Only the pictures are to be left out; set down the rest of the records exactly.

* start Data provided *

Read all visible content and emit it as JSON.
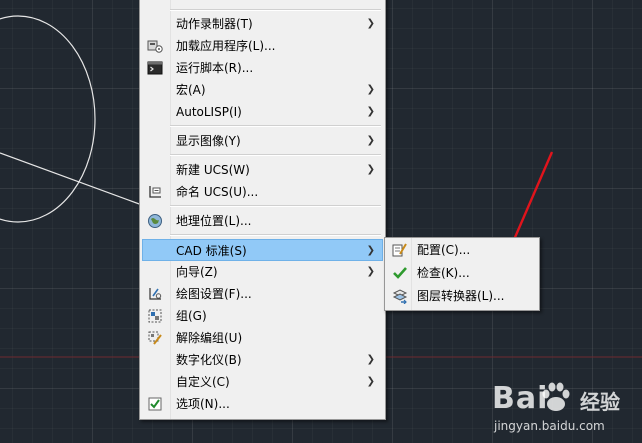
{
  "main_menu": {
    "partial_top_item": "...",
    "items": [
      {
        "label": "动作录制器(T)",
        "submenu": true,
        "icon": null
      },
      {
        "label": "加载应用程序(L)...",
        "submenu": false,
        "icon": "load-application-icon"
      },
      {
        "label": "运行脚本(R)...",
        "submenu": false,
        "icon": "run-script-icon"
      },
      {
        "label": "宏(A)",
        "submenu": true,
        "icon": null
      },
      {
        "label": "AutoLISP(I)",
        "submenu": true,
        "icon": null
      },
      {
        "label": "显示图像(Y)",
        "submenu": true,
        "icon": null
      },
      {
        "label": "新建 UCS(W)",
        "submenu": true,
        "icon": null
      },
      {
        "label": "命名 UCS(U)...",
        "submenu": false,
        "icon": "named-ucs-icon"
      },
      {
        "label": "地理位置(L)...",
        "submenu": false,
        "icon": "geolocation-icon"
      },
      {
        "label": "CAD 标准(S)",
        "submenu": true,
        "icon": null,
        "active": true
      },
      {
        "label": "向导(Z)",
        "submenu": true,
        "icon": null
      },
      {
        "label": "绘图设置(F)...",
        "submenu": false,
        "icon": "drafting-settings-icon"
      },
      {
        "label": "组(G)",
        "submenu": false,
        "icon": "group-icon"
      },
      {
        "label": "解除编组(U)",
        "submenu": false,
        "icon": "ungroup-icon"
      },
      {
        "label": "数字化仪(B)",
        "submenu": true,
        "icon": null
      },
      {
        "label": "自定义(C)",
        "submenu": true,
        "icon": null
      },
      {
        "label": "选项(N)...",
        "submenu": false,
        "icon": "options-checkbox-icon"
      }
    ]
  },
  "sub_menu": {
    "items": [
      {
        "label": "配置(C)...",
        "icon": "configure-standards-icon"
      },
      {
        "label": "检查(K)...",
        "icon": "check-standards-icon"
      },
      {
        "label": "图层转换器(L)...",
        "icon": "layer-translator-icon"
      }
    ]
  },
  "watermark": {
    "brand_left": "Bai",
    "brand_right": "经验",
    "url": "jingyan.baidu.com"
  },
  "colors": {
    "canvas": "#212830",
    "menu_bg": "#f0f0f0",
    "highlight": "#91c9f7",
    "annotation_arrow": "#e0141c",
    "crosshair_red": "#7a2a30"
  }
}
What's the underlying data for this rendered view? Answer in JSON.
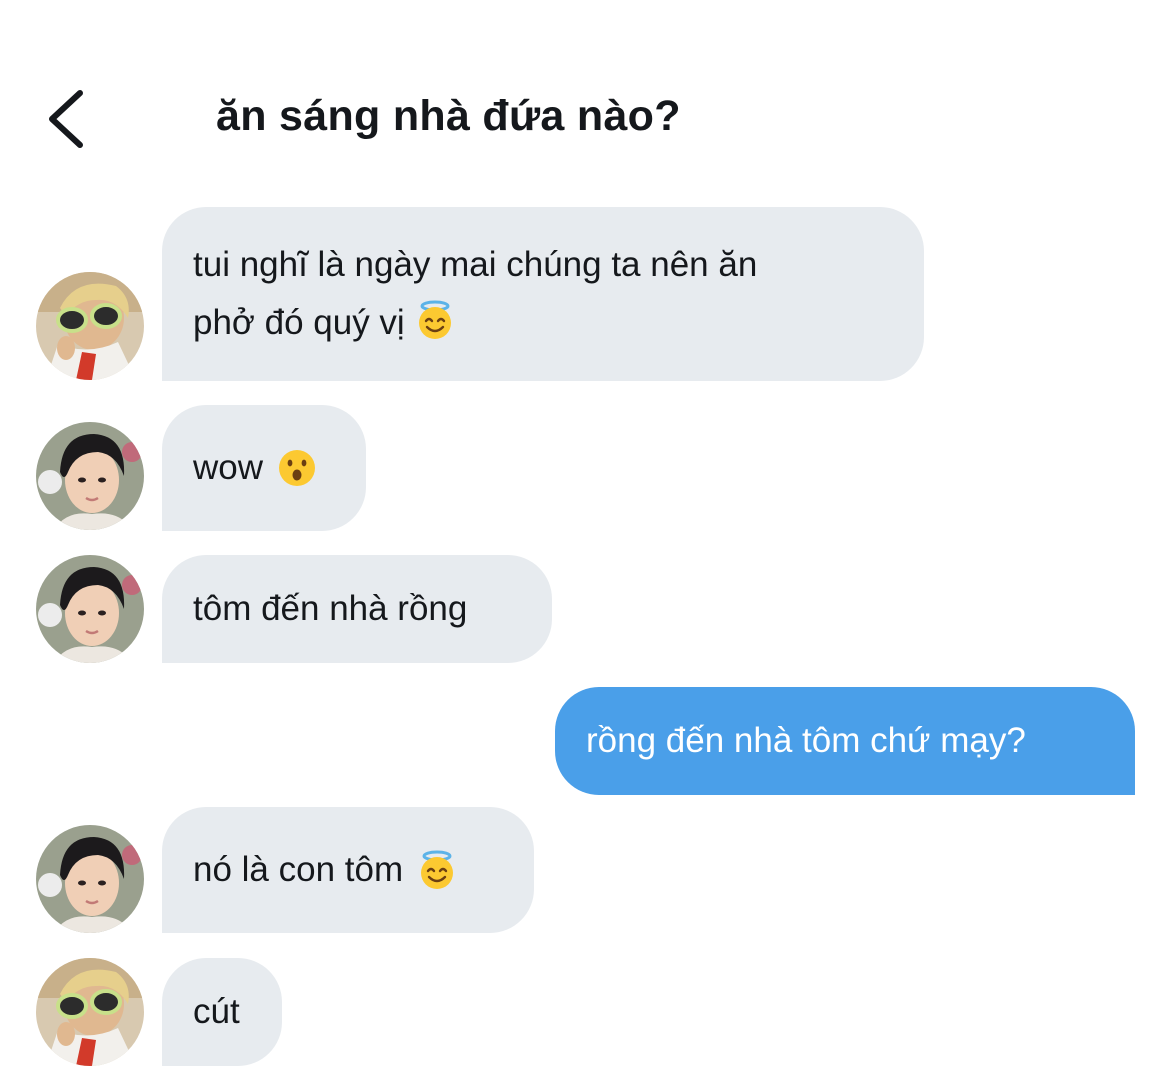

* end Data provided *

▶ _Output for this exercise_:
Read all visible content and emit it as JSON.
{
  "main_menu": {
    "partial_top_item": "...",
    "items": [
      {
        "label": "动作录制器(T)",
        "submenu": true,
        "icon": null
      },
      {
        "label": "加载应用程序(L)...",
        "submenu": false,
        "icon": "load-application-icon"
      },
      {
        "label": "运行脚本(R)...",
        "submenu": false,
        "icon": "run-script-icon"
      },
      {
        "label": "宏(A)",
        "submenu": true,
        "icon": null
      },
      {
        "label": "AutoLISP(I)",
        "submenu": true,
        "icon": null
      },
      {
        "label": "显示图像(Y)",
        "submenu": true,
        "icon": null
      },
      {
        "label": "新建 UCS(W)",
        "submenu": true,
        "icon": null
      },
      {
        "label": "命名 UCS(U)...",
        "submenu": false,
        "icon": "named-ucs-icon"
      },
      {
        "label": "地理位置(L)...",
        "submenu": false,
        "icon": "geolocation-icon"
      },
      {
        "label": "CAD 标准(S)",
        "submenu": true,
        "icon": null,
        "active": true
      },
      {
        "label": "向导(Z)",
        "submenu": true,
        "icon": null
      },
      {
        "label": "绘图设置(F)...",
        "submenu": false,
        "icon": "drafting-settings-icon"
      },
      {
        "label": "组(G)",
        "submenu": false,
        "icon": "group-icon"
      },
      {
        "label": "解除编组(U)",
        "submenu": false,
        "icon": "ungroup-icon"
      },
      {
        "label": "数字化仪(B)",
        "submenu": true,
        "icon": null
      },
      {
        "label": "自定义(C)",
        "submenu": true,
        "icon": null
      },
      {
        "label": "选项(N)...",
        "submenu": false,
        "icon": "options-checkbox-icon"
      }
    ]
  },
  "sub_menu": {
    "items": [
      {
        "label": "配置(C)...",
        "icon": "configure-standards-icon"
      },
      {
        "label": "检查(K)...",
        "icon": "check-standards-icon"
      },
      {
        "label": "图层转换器(L)...",
        "icon": "layer-translator-icon"
      }
    ]
  },
  "watermark": {
    "brand_left": "Bai",
    "brand_right": "经验",
    "url": "jingyan.baidu.com"
  },
  "colors": {
    "canvas": "#212830",
    "menu_bg": "#f0f0f0",
    "highlight": "#91c9f7",
    "annotation_arrow": "#e0141c",
    "crosshair_red": "#7a2a30"
  }
}
What's the underlying data for this rendered view? Answer in JSON.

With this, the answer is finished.